Entries taken from a collection
★ ★ ★ ★ ★ ★ ★

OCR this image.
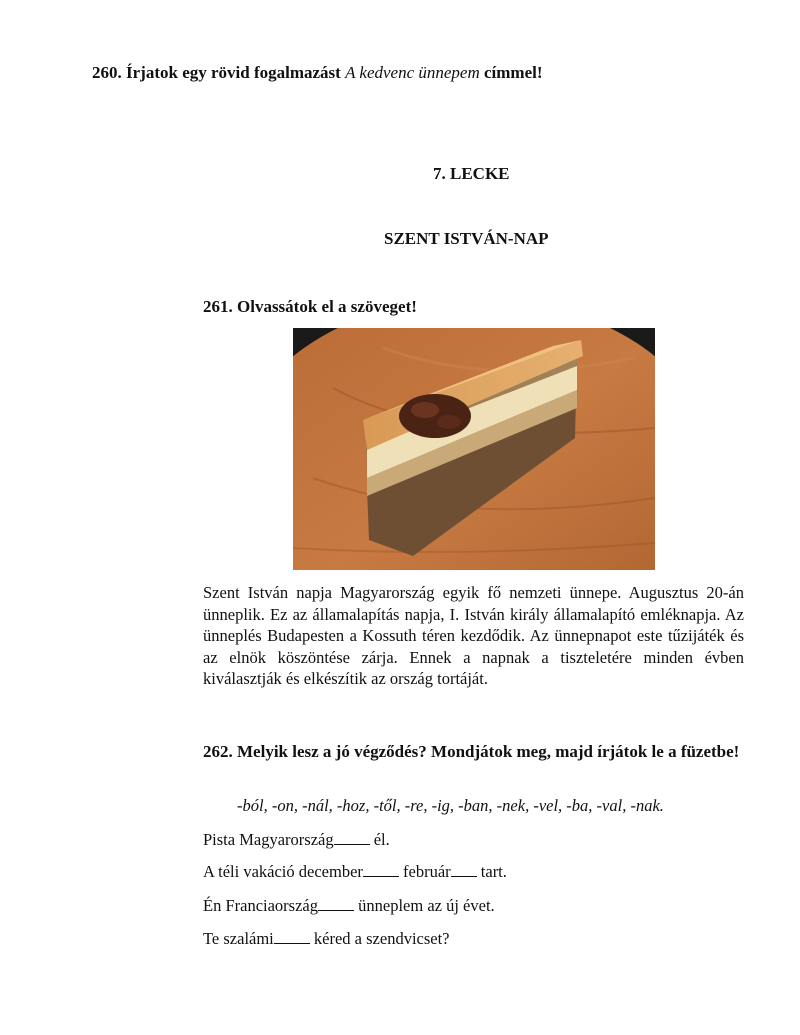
260. Írjatok egy rövid fogalmazást A kedvenc ünnepem címmel!
7. LECKE
SZENT ISTVÁN-NAP
261. Olvassátok el a szöveget!

Szent István napja Magyarország egyik fő nemzeti ünnepe. Augusztus 20-án ünneplik. Ez az államalapítás napja, I. István király államalapító emléknapja. Az ünneplés Budapesten a Kossuth téren kezdődik. Az ünnepnapot este tűzijáték és az elnök köszöntése zárja. Ennek a napnak a tiszteletére minden évben kiválasztják és elkészítik az ország tortáját.

262. Melyik lesz a jó végződés? Mondjátok meg, majd írjátok le a füzetbe!

-ból, -on, -nál, -hoz, -től, -re, -ig, -ban, -nek, -vel, -ba, -val, -nak.
Pista Magyarország él.
A téli vakáció december február tart.
Én Franciaország ünneplem az új évet.
Te szalámi kéred a szendvicset?
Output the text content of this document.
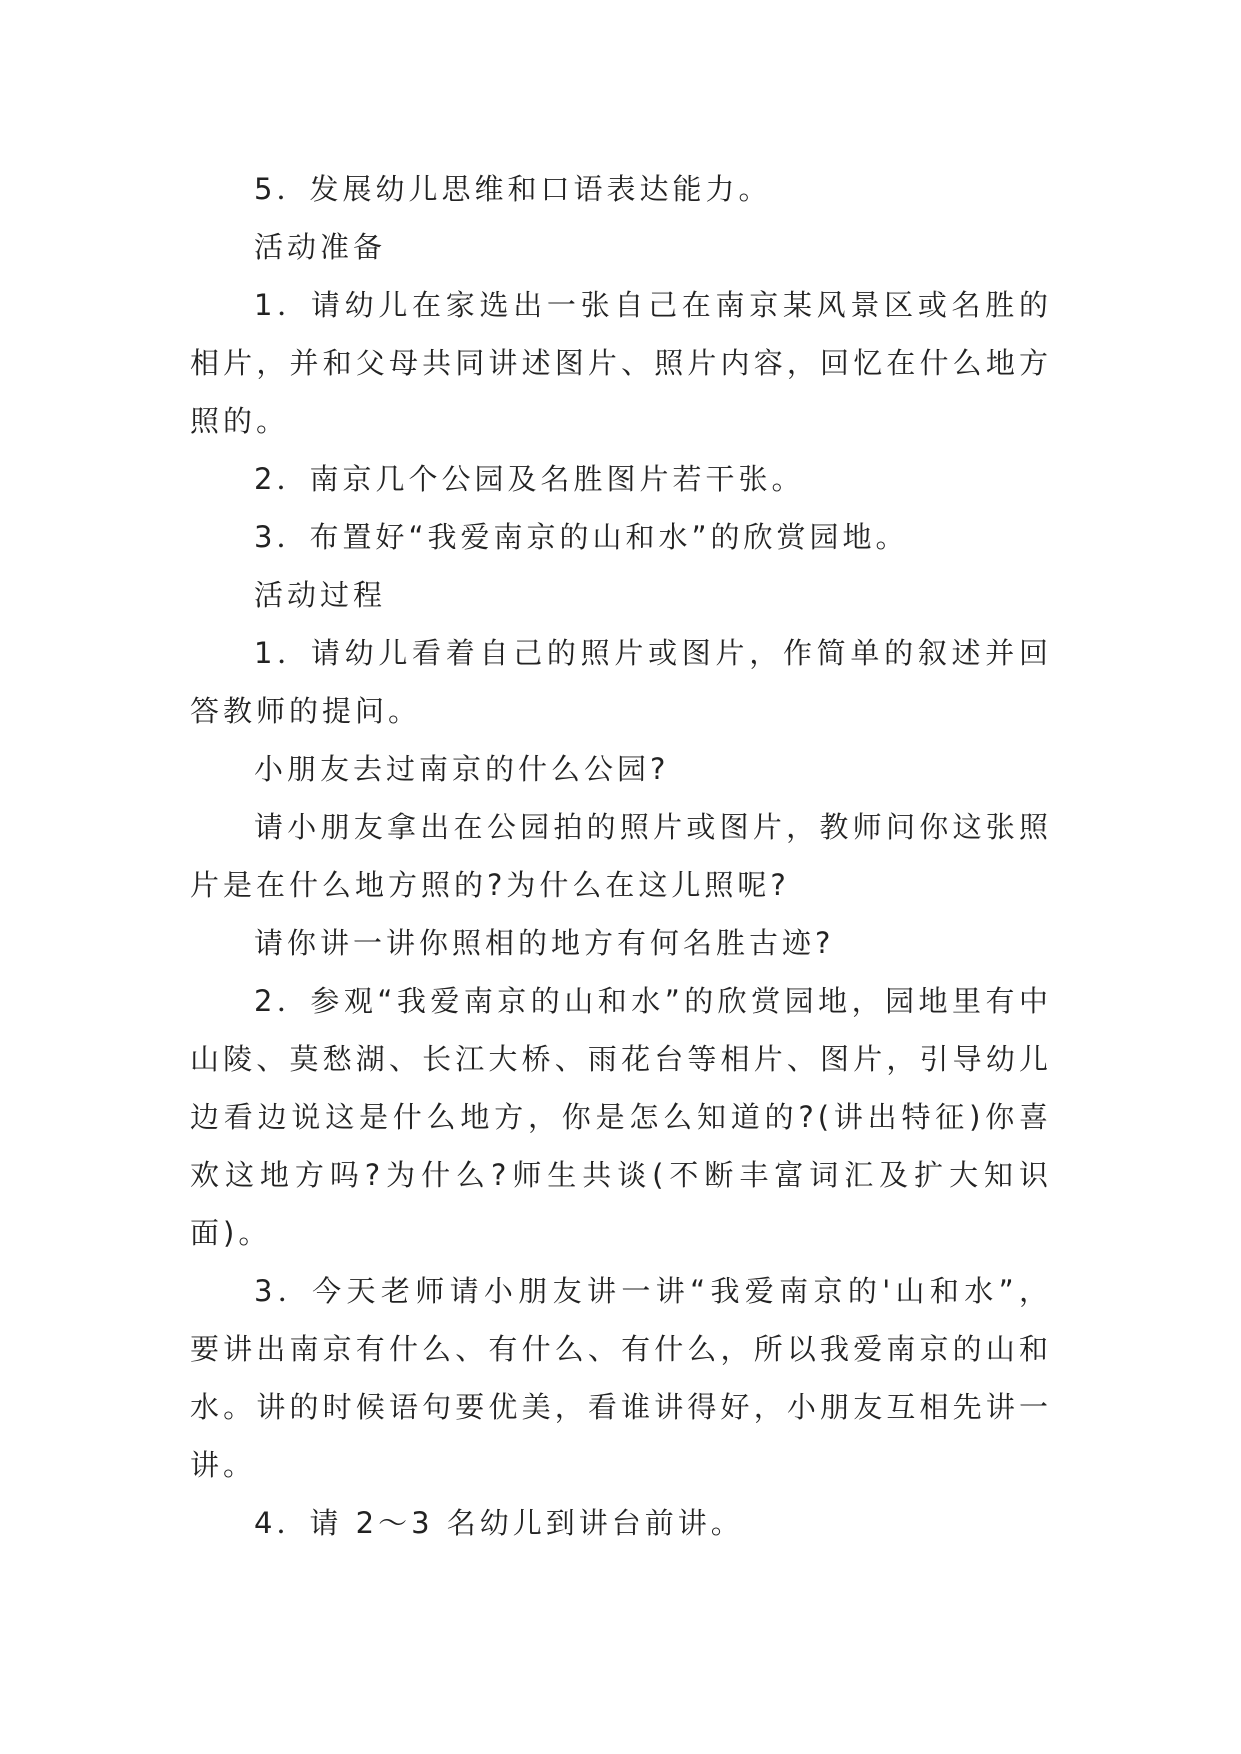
5．发展幼儿思维和口语表达能力。

活动准备

1．请幼儿在家选出一张自己在南京某风景区或名胜的相片，并和父母共同讲述图片、照片内容，回忆在什么地方照的。

2．南京几个公园及名胜图片若干张。

3．布置好“我爱南京的山和水”的欣赏园地。

活动过程

1．请幼儿看着自己的照片或图片，作简单的叙述并回答教师的提问。

小朋友去过南京的什么公园?

请小朋友拿出在公园拍的照片或图片，教师问你这张照片是在什么地方照的?为什么在这儿照呢?

请你讲一讲你照相的地方有何名胜古迹?

2．参观“我爱南京的山和水”的欣赏园地，园地里有中山陵、莫愁湖、长江大桥、雨花台等相片、图片，引导幼儿边看边说这是什么地方，你是怎么知道的?(讲出特征)你喜欢这地方吗?为什么?师生共谈(不断丰富词汇及扩大知识面)。

3．今天老师请小朋友讲一讲“我爱南京的'山和水”，要讲出南京有什么、有什么、有什么，所以我爱南京的山和水。讲的时候语句要优美，看谁讲得好，小朋友互相先讲一讲。

4．请 2～3 名幼儿到讲台前讲。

★ ★ ★ ★ ★ ★ ★

Each line from the one bearing "Output the text content of this document." through the final line of the records is to be copied exactly, and no pictures are to be included.

* [Correct result]:
Output the text content of this document.
5．发展幼儿思维和口语表达能力。

活动准备

1．请幼儿在家选出一张自己在南京某风景区或名胜的相片，并和父母共同讲述图片、照片内容，回忆在什么地方照的。

2．南京几个公园及名胜图片若干张。

3．布置好“我爱南京的山和水”的欣赏园地。

活动过程

1．请幼儿看着自己的照片或图片，作简单的叙述并回答教师的提问。

小朋友去过南京的什么公园?

请小朋友拿出在公园拍的照片或图片，教师问你这张照片是在什么地方照的?为什么在这儿照呢?

请你讲一讲你照相的地方有何名胜古迹?

2．参观“我爱南京的山和水”的欣赏园地，园地里有中山陵、莫愁湖、长江大桥、雨花台等相片、图片，引导幼儿边看边说这是什么地方，你是怎么知道的?(讲出特征)你喜欢这地方吗?为什么?师生共谈(不断丰富词汇及扩大知识面)。

3．今天老师请小朋友讲一讲“我爱南京的'山和水”，要讲出南京有什么、有什么、有什么，所以我爱南京的山和水。讲的时候语句要优美，看谁讲得好，小朋友互相先讲一讲。

4．请 2～3 名幼儿到讲台前讲。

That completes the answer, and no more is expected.